-- Written exercise --
Transcribe the material below exactly as it appears.

-- Records to use --
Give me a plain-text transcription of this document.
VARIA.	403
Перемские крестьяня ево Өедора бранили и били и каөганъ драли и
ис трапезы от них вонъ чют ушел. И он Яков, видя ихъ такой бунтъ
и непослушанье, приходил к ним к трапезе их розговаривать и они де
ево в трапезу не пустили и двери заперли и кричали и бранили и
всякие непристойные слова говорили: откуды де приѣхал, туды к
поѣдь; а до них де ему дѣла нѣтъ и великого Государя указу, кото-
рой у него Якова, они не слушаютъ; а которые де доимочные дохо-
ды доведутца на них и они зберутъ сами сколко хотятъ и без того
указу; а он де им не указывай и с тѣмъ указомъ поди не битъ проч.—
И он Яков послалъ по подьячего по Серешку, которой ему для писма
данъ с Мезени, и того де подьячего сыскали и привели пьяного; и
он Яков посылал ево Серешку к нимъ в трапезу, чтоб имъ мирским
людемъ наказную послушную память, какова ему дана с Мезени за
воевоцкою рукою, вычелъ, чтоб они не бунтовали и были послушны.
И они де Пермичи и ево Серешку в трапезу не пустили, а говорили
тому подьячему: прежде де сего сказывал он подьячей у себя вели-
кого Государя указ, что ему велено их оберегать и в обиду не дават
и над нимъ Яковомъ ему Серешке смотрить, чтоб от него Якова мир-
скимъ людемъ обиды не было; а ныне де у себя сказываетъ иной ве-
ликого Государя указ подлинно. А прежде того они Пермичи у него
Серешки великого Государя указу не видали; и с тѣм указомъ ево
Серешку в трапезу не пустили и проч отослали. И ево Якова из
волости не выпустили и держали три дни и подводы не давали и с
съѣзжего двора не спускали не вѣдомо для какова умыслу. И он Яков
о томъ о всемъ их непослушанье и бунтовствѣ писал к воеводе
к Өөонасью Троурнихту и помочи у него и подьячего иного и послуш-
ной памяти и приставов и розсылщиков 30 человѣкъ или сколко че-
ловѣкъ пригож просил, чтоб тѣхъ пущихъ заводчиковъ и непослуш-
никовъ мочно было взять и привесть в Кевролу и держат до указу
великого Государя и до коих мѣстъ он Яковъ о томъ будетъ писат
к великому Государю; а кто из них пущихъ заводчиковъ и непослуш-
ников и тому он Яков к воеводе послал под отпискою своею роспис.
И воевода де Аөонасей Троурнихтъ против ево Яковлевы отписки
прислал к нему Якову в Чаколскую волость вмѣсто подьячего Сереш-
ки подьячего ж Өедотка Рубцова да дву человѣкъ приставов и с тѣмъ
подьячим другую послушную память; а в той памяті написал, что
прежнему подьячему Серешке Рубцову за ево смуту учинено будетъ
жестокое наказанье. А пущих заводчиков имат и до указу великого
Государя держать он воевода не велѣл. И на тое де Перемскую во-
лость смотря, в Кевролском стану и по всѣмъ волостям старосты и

-- Complete answer --
Give me a plain-text transcription of this document.
VARIA.	403
Перемские крестьяня ево Өедора бранили и били и каөганъ драли и
ис трапезы от них вонъ чют ушел. И он Яков, видя ихъ такой бунтъ
и непослушанье, приходил к ним к трапезе их розговаривать и они де
ево в трапезу не пустили и двери заперли и кричали и бранили и
всякие непристойные слова говорили: откуды де приѣхал, туды к
поѣдь; а до них де ему дѣла нѣтъ и великого Государя указу, кото-
рой у него Якова, они не слушаютъ; а которые де доимочные дохо-
ды доведутца на них и они зберутъ сами сколко хотятъ и без того
указу; а он де им не указывай и с тѣмъ указомъ поди не битъ проч.—
И он Яков послалъ по подьячего по Серешку, которой ему для писма
данъ с Мезени, и того де подьячего сыскали и привели пьяного; и
он Яков посылал ево Серешку к нимъ в трапезу, чтоб имъ мирским
людемъ наказную послушную память, какова ему дана с Мезени за
воевоцкою рукою, вычелъ, чтоб они не бунтовали и были послушны.
И они де Пермичи и ево Серешку в трапезу не пустили, а говорили
тому подьячему: прежде де сего сказывал он подьячей у себя вели-
кого Государя указ, что ему велено их оберегать и в обиду не дават
и над нимъ Яковомъ ему Серешке смотрить, чтоб от него Якова мир-
скимъ людемъ обиды не было; а ныне де у себя сказываетъ иной ве-
ликого Государя указ подлинно. А прежде того они Пермичи у него
Серешки великого Государя указу не видали; и с тѣм указомъ ево
Серешку в трапезу не пустили и проч отослали. И ево Якова из
волости не выпустили и держали три дни и подводы не давали и с
съѣзжего двора не спускали не вѣдомо для какова умыслу. И он Яков
о томъ о всемъ их непослушанье и бунтовствѣ писал к воеводе
к Өөонасью Троурнихту и помочи у него и подьячего иного и послуш-
ной памяти и приставов и розсылщиков 30 человѣкъ или сколко че-
ловѣкъ пригож просил, чтоб тѣхъ пущихъ заводчиковъ и непослуш-
никовъ мочно было взять и привесть в Кевролу и держат до указу
великого Государя и до коих мѣстъ он Яковъ о томъ будетъ писат
к великому Государю; а кто из них пущихъ заводчиковъ и непослуш-
ников и тому он Яков к воеводе послал под отпискою своею роспис.
И воевода де Аөонасей Троурнихтъ против ево Яковлевы отписки
прислал к нему Якову в Чаколскую волость вмѣсто подьячего Сереш-
ки подьячего ж Өедотка Рубцова да дву человѣкъ приставов и с тѣмъ
подьячим другую послушную память; а в той памяті написал, что
прежнему подьячему Серешке Рубцову за ево смуту учинено будетъ
жестокое наказанье. А пущих заводчиков имат и до указу великого
Государя держать он воевода не велѣл. И на тое де Перемскую во-
лость смотря, в Кевролском стану и по всѣмъ волостям старосты и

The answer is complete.